_Task description:_
Every record must be written out once more, with nothing added or omitted.
.....
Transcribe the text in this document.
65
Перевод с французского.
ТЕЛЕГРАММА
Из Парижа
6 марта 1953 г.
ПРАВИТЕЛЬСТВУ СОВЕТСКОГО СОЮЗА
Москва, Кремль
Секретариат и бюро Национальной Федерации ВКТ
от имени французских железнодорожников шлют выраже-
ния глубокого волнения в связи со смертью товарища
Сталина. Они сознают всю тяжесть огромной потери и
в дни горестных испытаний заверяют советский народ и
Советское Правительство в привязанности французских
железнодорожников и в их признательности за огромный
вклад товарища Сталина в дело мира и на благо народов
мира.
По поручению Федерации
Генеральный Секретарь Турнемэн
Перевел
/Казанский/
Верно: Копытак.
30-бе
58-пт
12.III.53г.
.....
_Final result:_
Transcribe the text in this document.
65
Перевод с французского.
ТЕЛЕГРАММА
Из Парижа
6 марта 1953 г.
ПРАВИТЕЛЬСТВУ СОВЕТСКОГО СОЮЗА
Москва, Кремль
Секретариат и бюро Национальной Федерации ВКТ
от имени французских железнодорожников шлют выраже-
ния глубокого волнения в связи со смертью товарища
Сталина. Они сознают всю тяжесть огромной потери и
в дни горестных испытаний заверяют советский народ и
Советское Правительство в привязанности французских
железнодорожников и в их признательности за огромный
вклад товарища Сталина в дело мира и на благо народов
мира.
По поручению Федерации
Генеральный Секретарь Турнемэн
Перевел
/Казанский/
Верно: Копытак.
30-бе
58-пт
12.III.53г.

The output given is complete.